» Directions for this task
Locate every line that holds the string "Reichstags" and copy it.
=-=-=-=-=
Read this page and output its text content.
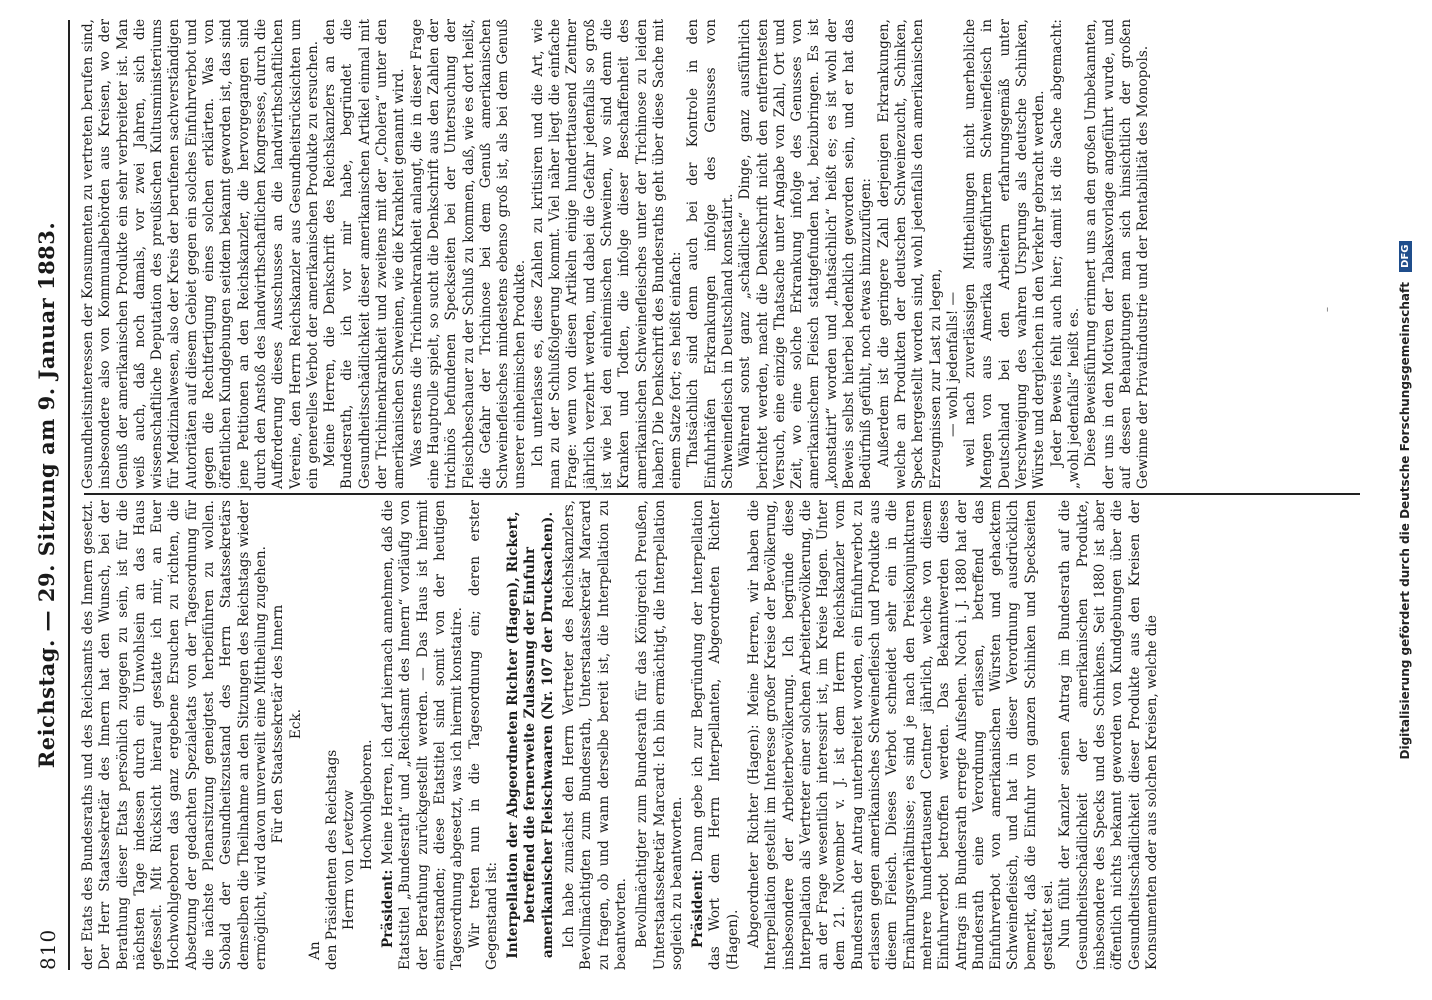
810
Reichstag. — 29. Sitzung am 9. Januar 1883. der Etats des Bundesraths und des Reichsamts des Innern gesetzt. Der Herr Staatssekretär des Innern hat den Wunsch, bei der Berathung dieser Etats persönlich zugegen zu sein, ist für die nächsten Tage indessen durch ein Unwohlsein an das Haus gefesselt. Mit Rücksicht hierauf gestatte ich mir, an Euer Hochwohlgeboren das ganz ergebene Ersuchen zu richten, die Absetzung der gedachten Spezialetats von der Tagesordnung für die nächste Plenarsitzung geneigtest herbeiführen zu wollen. Sobald der Gesundheitszustand des Herrn Staatssekretärs demselben die Theilnahme an den Sitzungen des Reichstags wieder ermöglicht, wird davon unverweilt eine Mittheilung zugehen. Für den Staatssekretär des Innern Eck.

An den Präsidenten des Reichstags Herrn von Levetzow Hochwohlgeboren.

Präsident: Meine Herren, ich darf hiernach annehmen, daß die Etatstitel „Bundesrath“ und „Reichsamt des Innern“ vorläufig von der Berathung zurückgestellt werden. — Das Haus ist hiermit einverstanden; diese Etatstitel sind somit von der heutigen Tagesordnung abgesetzt, was ich hiermit konstatire. Wir treten nun in die Tagesordnung ein; deren erster Gegenstand ist: Interpellation der Abgeordneten Richter (Hagen), Rickert, betreffend die fernerweite Zulassung der Einfuhr amerikanischer Fleischwaaren (Nr. 107 der Drucksachen). Ich habe zunächst den Herrn Vertreter des Reichskanzlers, Bevollmächtigten zum Bundesrath, Unterstaatssekretär Marcard zu fragen, ob und wann derselbe bereit ist, die Interpellation zu beantworten. Bevollmächtigter zum Bundesrath für das Königreich Preußen, Unterstaatssekretär Marcard: Ich bin ermächtigt, die Interpellation sogleich zu beantworten. Präsident: Dann gebe ich zur Begründung der Interpellation das Wort dem Herrn Interpellanten, Abgeordneten Richter (Hagen). Abgeordneter Richter (Hagen): Meine Herren, wir haben die Interpellation gestellt im Interesse großer Kreise der Bevölkerung, insbesondere der Arbeiterbevölkerung. Ich begründe diese Interpellation als Vertreter einer solchen Arbeiterbevölkerung, die an der Frage wesentlich interessirt ist, im Kreise Hagen. Unter dem 21. November v. J. ist dem Herrn Reichskanzler vom Bundesrath der Antrag unterbreitet worden, ein Einfuhrverbot zu erlassen gegen amerikanisches Schweinefleisch und Produkte aus diesem Fleisch. Dieses Verbot schneidet sehr ein in die Ernährungsverhältnisse; es sind je nach den Preiskonjunkturen mehrere hunderttausend Centner jährlich, welche von diesem Einfuhrverbot betroffen werden. Das Bekanntwerden dieses Antrags im Bundesrath erregte Aufsehen. Noch i. J. 1880 hat der Bundesrath eine Verordnung erlassen, betreffend das Einfuhrverbot von amerikanischen Würsten und gehacktem Schweinefleisch, und hat in dieser Verordnung ausdrücklich bemerkt, daß die Einfuhr von ganzen Schinken und Speckseiten gestattet sei. Nun fühlt der Kanzler seinen Antrag im Bundesrath auf die Gesundheitsschädlichkeit der amerikanischen Produkte, insbesondere des Specks und des Schinkens. Seit 1880 ist aber öffentlich nichts bekannt geworden von Kundgebungen über die Gesundheitsschädlichkeit dieser Produkte aus den Kreisen der Konsumenten oder aus solchen Kreisen, welche die

Gesundheitsinteressen der Konsumenten zu vertreten berufen sind, insbesondere also von Kommunalbehörden aus Kreisen, wo der Genuß der amerikanischen Produkte ein sehr verbreiteter ist. Man weiß auch, daß noch damals, vor zwei Jahren, sich die wissenschaftliche Deputation des preußischen Kultusministeriums für Medizinalwesen, also der Kreis der berufenen sachverständigen Autoritäten auf diesem Gebiet gegen ein solches Einfuhrverbot und gegen die Rechtfertigung eines solchen erklärten. Was von öffentlichen Kundgebungen seitdem bekannt geworden ist, das sind jene Petitionen an den Reichskanzler, die hervorgegangen sind durch den Anstoß des landwirthschaftlichen Kongresses, durch die Aufforderung dieses Ausschusses an die landwirthschaftlichen Vereine, den Herrn Reichskanzler aus Gesundheitsrücksichten um ein generelles Verbot der amerikanischen Produkte zu ersuchen. Meine Herren, die Denkschrift des Reichskanzlers an den Bundesrath, die ich vor mir habe, begründet die Gesundheitsschädlichkeit dieser amerikanischen Artikel einmal mit der Trichinenkrankheit und zweitens mit der „Cholera“ unter den amerikanischen Schweinen, wie die Krankheit genannt wird. Was erstens die Trichinenkrankheit anlangt, die in dieser Frage eine Hauptrolle spielt, so sucht die Denkschrift aus den Zahlen der trichinös befundenen Speckseiten bei der Untersuchung der Fleischbeschauer zu der Schluß zu kommen, daß, wie es dort heißt, die Gefahr der Trichinose bei dem Genuß amerikanischen Schweinefleisches mindestens ebenso groß ist, als bei dem Genuß unserer einheimischen Produkte. Ich unterlasse es, diese Zahlen zu kritisiren und die Art, wie man zu der Schlußfolgerung kommt. Viel näher liegt die einfache Frage: wenn von diesen Artikeln einige hunderttausend Zentner jährlich verzehrt werden, und dabei die Gefahr jedenfalls so groß ist wie bei den einheimischen Schweinen, wo sind denn die Kranken und Todten, die infolge dieser Beschaffenheit des amerikanischen Schweinefleisches unter der Trichinose zu leiden haben? Die Denkschrift des Bundesraths geht über diese Sache mit einem Satze fort; es heißt einfach: Thatsächlich sind denn auch bei der Kontrole in den Einfuhrhäfen Erkrankungen infolge des Genusses von Schweinefleisch in Deutschland konstatirt. Während sonst ganz „schädliche“ Dinge, ganz ausführlich berichtet werden, macht die Denkschrift nicht den entferntesten Versuch, eine einzige Thatsache unter Angabe von Zahl, Ort und Zeit, wo eine solche Erkrankung infolge des Genusses von amerikanischem Fleisch stattgefunden hat, beizubringen. Es ist „konstatirt“ worden und „thatsächlich“ heißt es; es ist wohl der Beweis selbst hierbei bedenklich geworden sein, und er hat das Bedürfniß gefühlt, noch etwas hinzuzufügen: Außerdem ist die geringere Zahl derjenigen Erkrankungen, welche an Produkten der deutschen Schweinezucht, Schinken, Speck hergestellt worden sind, wohl jedenfalls den amerikanischen Erzeugnissen zur Last zu legen, — wohl jedenfalls! — weil nach zuverlässigen Mittheilungen nicht unerhebliche Mengen von aus Amerika ausgeführtem Schweinefleisch in Deutschland bei den Arbeitern erfahrungsgemäß unter Verschweigung des wahren Ursprungs als deutsche Schinken, Würste und dergleichen in den Verkehr gebracht werden. Jeder Beweis fehlt auch hier; damit ist die Sache abgemacht: „wohl jedenfalls“ heißt es. Diese Beweisführung erinnert uns an den großen Umbekannten, der uns in den Motiven der Tabaksvorlage angeführt wurde, und auf dessen Behauptungen man sich hinsichtlich der großen Gewinne der Privatindustrie und der Rentabilität des Monopols.	–	Digitalisierung gefördert durch die Deutsche Forschungsgemeinschaft DFG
=-=-=-=-=
» Answer to the problem
Reichstag. — 29. Sitzung am 9. Januar 1883. der Etats des Bundesraths und des Reichsamts des Innern gesetzt. Der Herr Staatssekretär des Innern hat den Wunsch, bei der Berathung dieser Etats persönlich zugegen zu sein, ist für die nächsten Tage indessen durch ein Unwohlsein an das Haus gefesselt. Mit Rücksicht hierauf gestatte ich mir, an Euer Hochwohlgeboren das ganz ergebene Ersuchen zu richten, die Absetzung der gedachten Spezialetats von der Tagesordnung für die nächste Plenarsitzung geneigtest herbeiführen zu wollen. Sobald der Gesundheitszustand des Herrn Staatssekretärs demselben die Theilnahme an den Sitzungen des Reichstags wieder ermöglicht, wird davon unverweilt eine Mittheilung zugehen. Für den Staatssekretär des Innern Eck.
An den Präsidenten des Reichstags Herrn von Levetzow Hochwohlgeboren.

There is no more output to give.